» **Supplied information**
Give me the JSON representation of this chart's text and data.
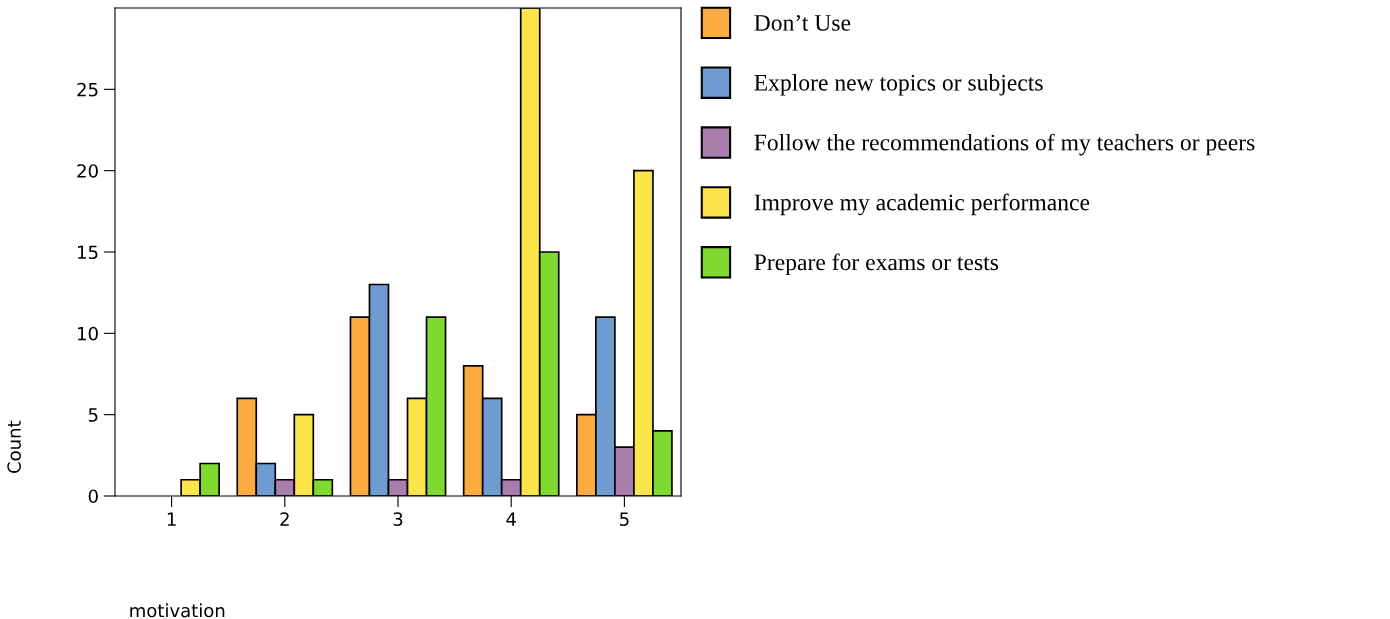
{
  "chart_data": {
    "type": "bar",
    "xlabel": "motivation",
    "ylabel": "Count",
    "categories": [
      "1",
      "2",
      "3",
      "4",
      "5"
    ],
    "series": [
      {
        "name": "Don’t Use",
        "color": "#fbab3f",
        "values": [
          null,
          6,
          11,
          8,
          5
        ]
      },
      {
        "name": "Explore new topics or subjects",
        "color": "#6e9bd0",
        "values": [
          null,
          2,
          13,
          6,
          11
        ]
      },
      {
        "name": "Follow the recommendations of my teachers or peers",
        "color": "#a97ead",
        "values": [
          null,
          1,
          1,
          1,
          3
        ]
      },
      {
        "name": "Improve my academic performance",
        "color": "#fbe54b",
        "values": [
          1,
          5,
          6,
          30,
          20
        ]
      },
      {
        "name": "Prepare for exams or tests",
        "color": "#80d92f",
        "values": [
          2,
          1,
          11,
          15,
          4
        ]
      }
    ],
    "ylim": [
      0,
      30
    ],
    "yticks": [
      0,
      5,
      10,
      15,
      20,
      25
    ],
    "grid": false,
    "legend": "right"
  }
}
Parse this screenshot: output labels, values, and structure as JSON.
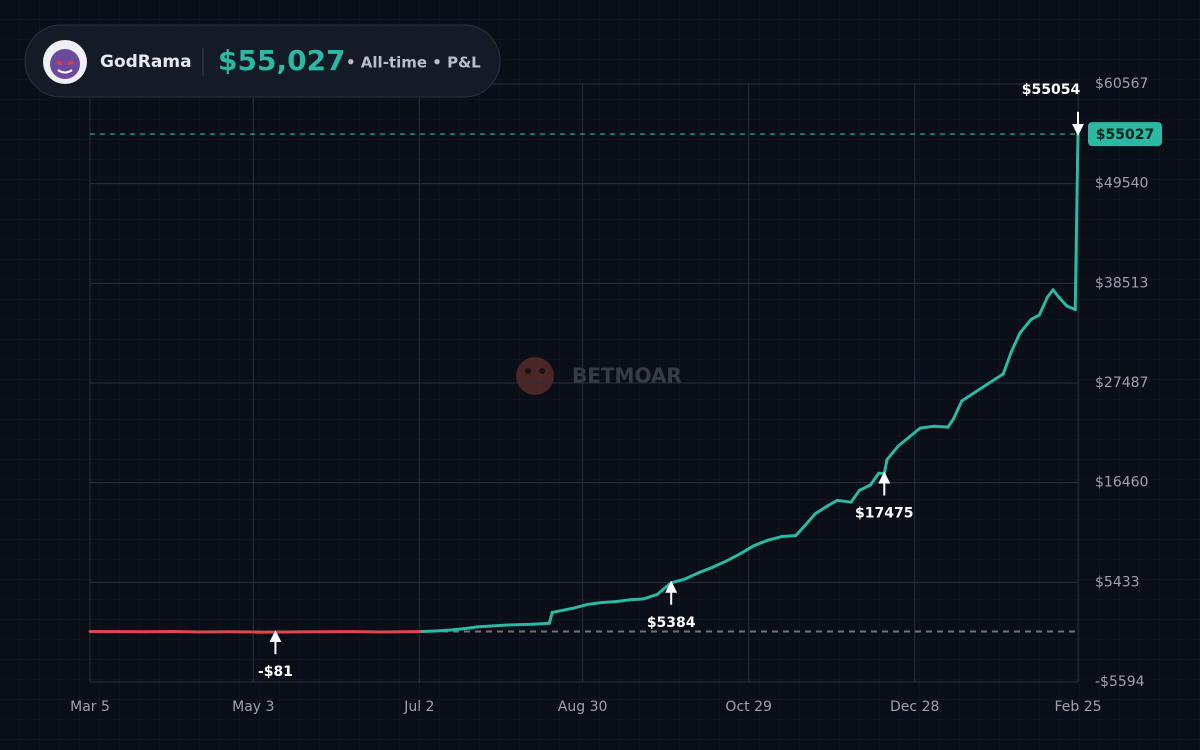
{
  "chart_data": {
    "type": "line",
    "header": {
      "name": "GodRama",
      "pnl": "$55,027",
      "subtitle": "• All-time • P&L"
    },
    "watermark": "BETMOAR",
    "x": [
      0,
      10,
      20,
      30,
      40,
      50,
      60,
      67,
      75,
      85,
      95,
      105,
      115,
      120,
      125,
      130,
      135,
      140,
      150,
      160,
      166,
      167,
      175,
      180,
      185,
      190,
      195,
      200,
      205,
      210,
      215,
      220,
      225,
      230,
      235,
      240,
      245,
      250,
      255,
      258,
      262,
      266,
      270,
      275,
      278,
      282,
      285,
      287,
      288,
      292,
      296,
      300,
      305,
      310,
      312,
      315,
      320,
      325,
      330,
      333,
      336,
      340,
      343,
      346,
      348,
      350,
      353,
      356,
      357,
      357
    ],
    "series": [
      {
        "name": "P&L",
        "color": "#2bb9a3",
        "negative_color": "#e0474c",
        "values": [
          0,
          -20,
          -40,
          -10,
          -60,
          -30,
          -70,
          -81,
          -50,
          -40,
          -20,
          -60,
          -30,
          0,
          50,
          150,
          300,
          500,
          700,
          800,
          900,
          2100,
          2600,
          3000,
          3200,
          3300,
          3500,
          3600,
          4100,
          5384,
          5800,
          6500,
          7100,
          7800,
          8600,
          9500,
          10100,
          10500,
          10600,
          11600,
          13000,
          13800,
          14500,
          14300,
          15600,
          16200,
          17500,
          17475,
          19000,
          20500,
          21500,
          22500,
          22700,
          22600,
          23500,
          25500,
          26500,
          27500,
          28500,
          31000,
          33000,
          34500,
          35000,
          37000,
          37800,
          37000,
          36000,
          35600,
          55054,
          55027
        ]
      }
    ],
    "xlim": [
      0,
      357
    ],
    "xticks": [
      {
        "value": 0,
        "label": "Mar 5"
      },
      {
        "value": 59,
        "label": "May 3"
      },
      {
        "value": 119,
        "label": "Jul 2"
      },
      {
        "value": 178,
        "label": "Aug 30"
      },
      {
        "value": 238,
        "label": "Oct 29"
      },
      {
        "value": 298,
        "label": "Dec 28"
      },
      {
        "value": 357,
        "label": "Feb 25"
      }
    ],
    "ylim": [
      -5594,
      60567
    ],
    "yticks": [
      {
        "value": -5594,
        "label": "-$5594"
      },
      {
        "value": 5433,
        "label": "$5433"
      },
      {
        "value": 16460,
        "label": "$16460"
      },
      {
        "value": 27487,
        "label": "$27487"
      },
      {
        "value": 38513,
        "label": "$38513"
      },
      {
        "value": 49540,
        "label": "$49540"
      },
      {
        "value": 60567,
        "label": "$60567"
      }
    ],
    "grid": true,
    "current": {
      "value": 55027,
      "label": "$55027",
      "color": "#2bb9a3"
    },
    "annotations": [
      {
        "x": 67,
        "value": -81,
        "label": "-$81",
        "direction": "down"
      },
      {
        "x": 210,
        "value": 5384,
        "label": "$5384",
        "direction": "down"
      },
      {
        "x": 287,
        "value": 17475,
        "label": "$17475",
        "direction": "down"
      },
      {
        "x": 357,
        "value": 55054,
        "label": "$55054",
        "direction": "up"
      }
    ]
  }
}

» **Short problem**
On how many lines does the word "this" appear? Answer with only the number.

» **Exercise output**
2